- GIVEN INSTRUCTION:
Your task is to give the listing below back word for word, pictures excluded.

- AVAILABLE DATA:

========================================================================

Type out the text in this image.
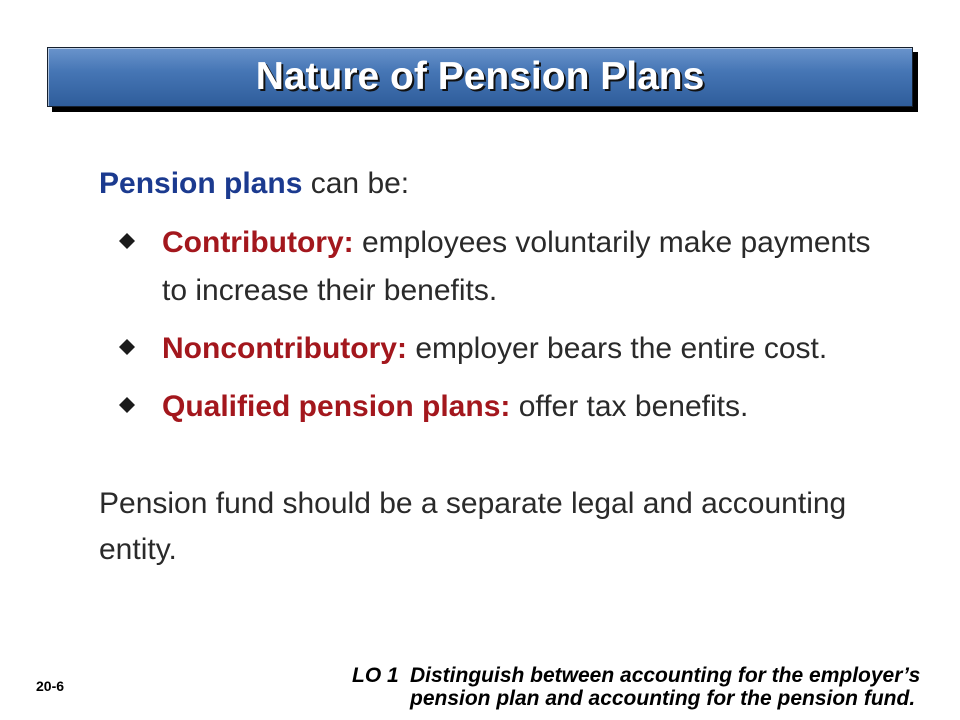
Nature of Pension Plans
Pension plans can be:
Contributory: employees voluntarily make payments to increase their benefits.
Noncontributory: employer bears the entire cost.
Qualified pension plans: offer tax benefits.
Pension fund should be a separate legal and accounting entity.
20-6	LO 1 Distinguish between accounting for the employer’s pension plan and accounting for the pension fund.
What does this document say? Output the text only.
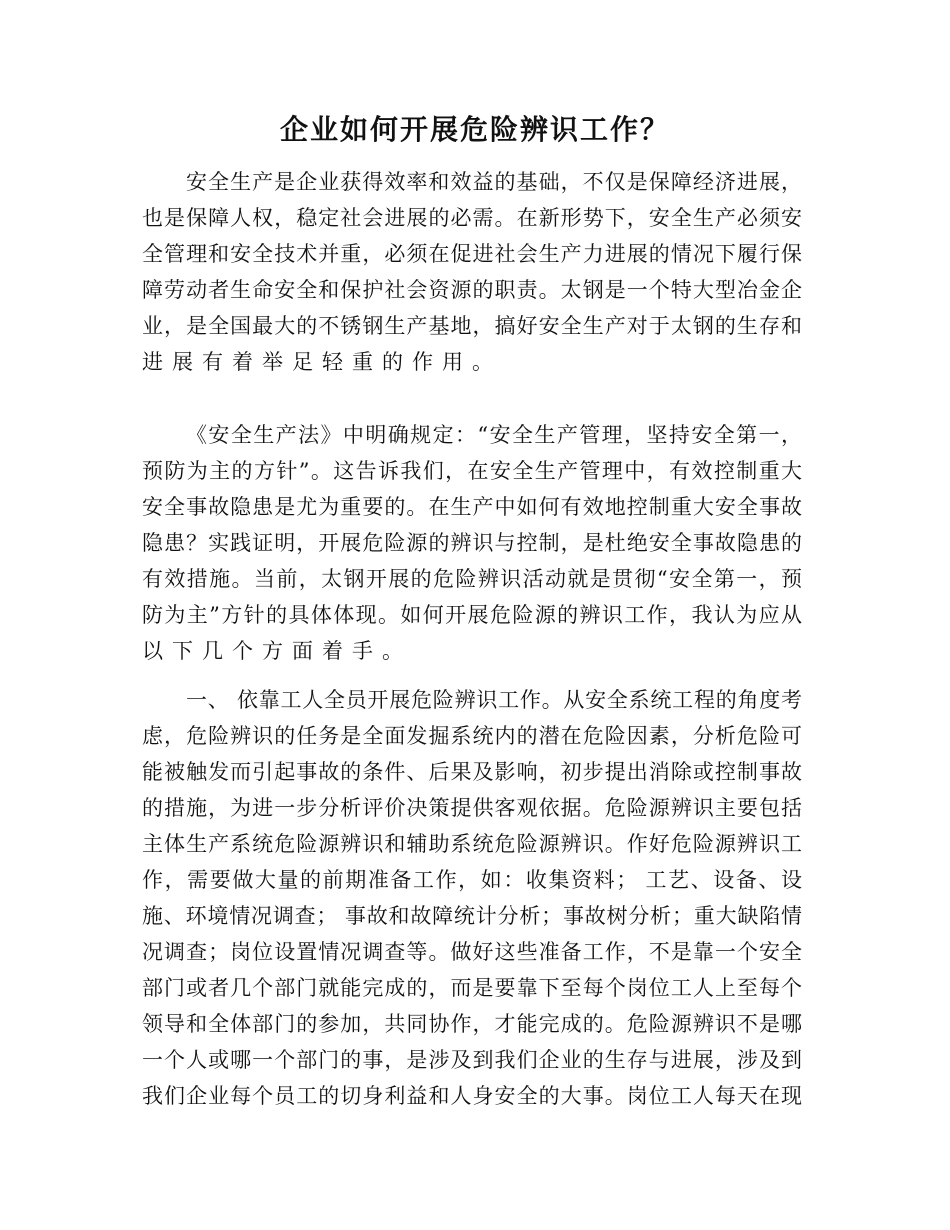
企业如何开展危险辨识工作？
安全生产是企业获得效率和效益的基础，不仅是保障经济进展，
也是保障人权，稳定社会进展的必需。在新形势下，安全生产必须安
全管理和安全技术并重，必须在促进社会生产力进展的情况下履行保
障劳动者生命安全和保护社会资源的职责。太钢是一个特大型冶金企
业，是全国最大的不锈钢生产基地，搞好安全生产对于太钢的生存和
进展有着举足轻重的作用。
《安全生产法》中明确规定：“安全生产管理，坚持安全第一，
预防为主的方针”。这告诉我们，在安全生产管理中，有效控制重大
安全事故隐患是尤为重要的。在生产中如何有效地控制重大安全事故
隐患？实践证明，开展危险源的辨识与控制，是杜绝安全事故隐患的
有效措施。当前，太钢开展的危险辨识活动就是贯彻“安全第一，预
防为主”方针的具体体现。如何开展危险源的辨识工作，我认为应从
以下几个方面着手。
一、 依靠工人全员开展危险辨识工作。从安全系统工程的角度考
虑，危险辨识的任务是全面发掘系统内的潜在危险因素，分析危险可
能被触发而引起事故的条件、后果及影响，初步提出消除或控制事故
的措施，为进一步分析评价决策提供客观依据。危险源辨识主要包括
主体生产系统危险源辨识和辅助系统危险源辨识。作好危险源辨识工
作，需要做大量的前期准备工作，如：收集资料； 工艺、设备、设
施、环境情况调查； 事故和故障统计分析；事故树分析；重大缺陷情
况调查；岗位设置情况调查等。做好这些准备工作，不是靠一个安全
部门或者几个部门就能完成的，而是要靠下至每个岗位工人上至每个
领导和全体部门的参加，共同协作，才能完成的。危险源辨识不是哪
一个人或哪一个部门的事，是涉及到我们企业的生存与进展，涉及到
我们企业每个员工的切身利益和人身安全的大事。岗位工人每天在现
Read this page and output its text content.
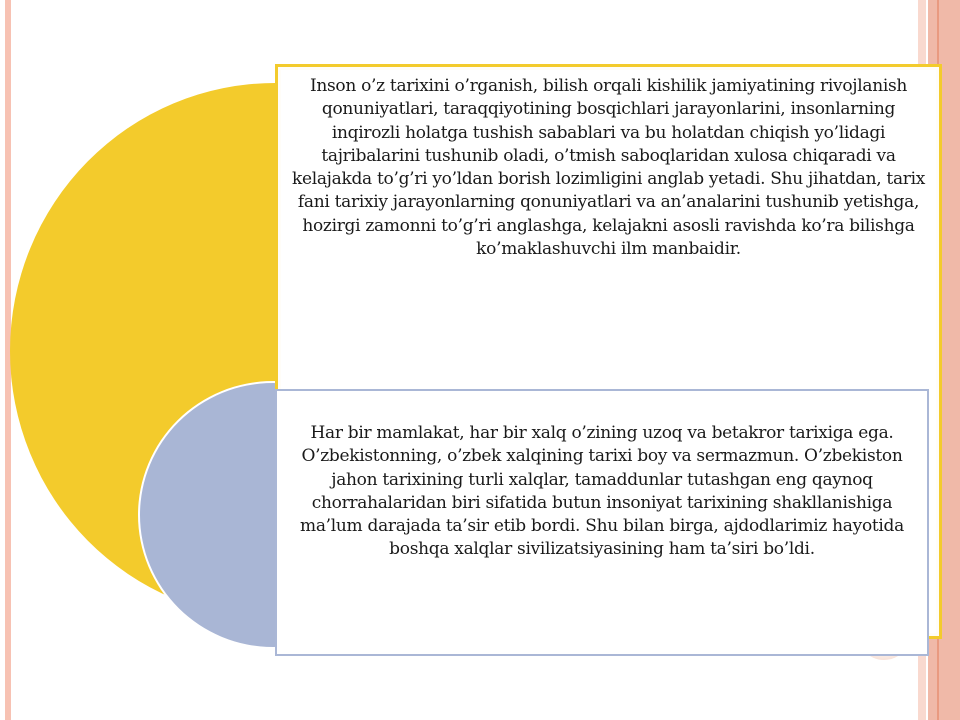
Inson o’z tarixini o’rganish, bilish orqali kishilik jamiyatining rivojlanish qonuniyatlari, taraqqiyotining bosqichlari jarayonlarini, insonlarning inqirozli holatga tushish sabablari va bu holatdan chiqish yo’lidagi tajribalarini tushunib oladi, o’tmish saboqlaridan xulosa chiqaradi va kelajakda to’g’ri yo’ldan borish lozimligini anglab yetadi. Shu jihatdan, tarix fani tarixiy jarayonlarning qonuniyatlari va an’analarini tushunib yetishga, hozirgi zamonni to’g’ri anglashga, kelajakni asosli ravishda ko’ra bilishga ko’maklashuvchi ilm manbaidir.
Har bir mamlakat, har bir xalq o’zining uzoq va betakror tarixiga ega. O’zbekistonning, o’zbek xalqining tarixi boy va sermazmun. O’zbekiston jahon tarixining turli xalqlar, tamaddunlar tutashgan eng qaynoq chorrahalaridan biri sifatida butun insoniyat tarixining shakllanishiga ma’lum darajada ta’sir etib bordi. Shu bilan birga, ajdodlarimiz hayotida boshqa xalqlar sivilizatsiyasining ham ta’siri bo’ldi.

========================================================================

- RESULT FOR THIS EXERCISE:
Type out the text in this image.
Nature of Pension Plans
Pension plans can be:
Contributory: employees voluntarily make payments to increase their benefits.
Noncontributory: employer bears the entire cost.
Qualified pension plans: offer tax benefits.
Pension fund should be a separate legal and accounting entity.
20-6	LO 1 Distinguish between accounting for the employer’s pension plan and accounting for the pension fund.
What does this document say? Output the text only.
企业如何开展危险辨识工作？
安全生产是企业获得效率和效益的基础，不仅是保障经济进展，
也是保障人权，稳定社会进展的必需。在新形势下，安全生产必须安
全管理和安全技术并重，必须在促进社会生产力进展的情况下履行保
障劳动者生命安全和保护社会资源的职责。太钢是一个特大型冶金企
业，是全国最大的不锈钢生产基地，搞好安全生产对于太钢的生存和
进展有着举足轻重的作用。
《安全生产法》中明确规定：“安全生产管理，坚持安全第一，
预防为主的方针”。这告诉我们，在安全生产管理中，有效控制重大
安全事故隐患是尤为重要的。在生产中如何有效地控制重大安全事故
隐患？实践证明，开展危险源的辨识与控制，是杜绝安全事故隐患的
有效措施。当前，太钢开展的危险辨识活动就是贯彻“安全第一，预
防为主”方针的具体体现。如何开展危险源的辨识工作，我认为应从
以下几个方面着手。
一、 依靠工人全员开展危险辨识工作。从安全系统工程的角度考
虑，危险辨识的任务是全面发掘系统内的潜在危险因素，分析危险可
能被触发而引起事故的条件、后果及影响，初步提出消除或控制事故
的措施，为进一步分析评价决策提供客观依据。危险源辨识主要包括
主体生产系统危险源辨识和辅助系统危险源辨识。作好危险源辨识工
作，需要做大量的前期准备工作，如：收集资料； 工艺、设备、设
施、环境情况调查； 事故和故障统计分析；事故树分析；重大缺陷情
况调查；岗位设置情况调查等。做好这些准备工作，不是靠一个安全
部门或者几个部门就能完成的，而是要靠下至每个岗位工人上至每个
领导和全体部门的参加，共同协作，才能完成的。危险源辨识不是哪
一个人或哪一个部门的事，是涉及到我们企业的生存与进展，涉及到
我们企业每个员工的切身利益和人身安全的大事。岗位工人每天在现
Read this page and output its text content.
Inson o’z tarixini o’rganish, bilish orqali kishilik jamiyatining rivojlanish qonuniyatlari, taraqqiyotining bosqichlari jarayonlarini, insonlarning inqirozli holatga tushish sabablari va bu holatdan chiqish yo’lidagi tajribalarini tushunib oladi, o’tmish saboqlaridan xulosa chiqaradi va kelajakda to’g’ri yo’ldan borish lozimligini anglab yetadi. Shu jihatdan, tarix fani tarixiy jarayonlarning qonuniyatlari va an’analarini tushunib yetishga, hozirgi zamonni to’g’ri anglashga, kelajakni asosli ravishda ko’ra bilishga ko’maklashuvchi ilm manbaidir.
Har bir mamlakat, har bir xalq o’zining uzoq va betakror tarixiga ega. O’zbekistonning, o’zbek xalqining tarixi boy va sermazmun. O’zbekiston jahon tarixining turli xalqlar, tamaddunlar tutashgan eng qaynoq chorrahalaridan biri sifatida butun insoniyat tarixining shakllanishiga ma’lum darajada ta’sir etib bordi. Shu bilan birga, ajdodlarimiz hayotida boshqa xalqlar sivilizatsiyasining ham ta’siri bo’ldi.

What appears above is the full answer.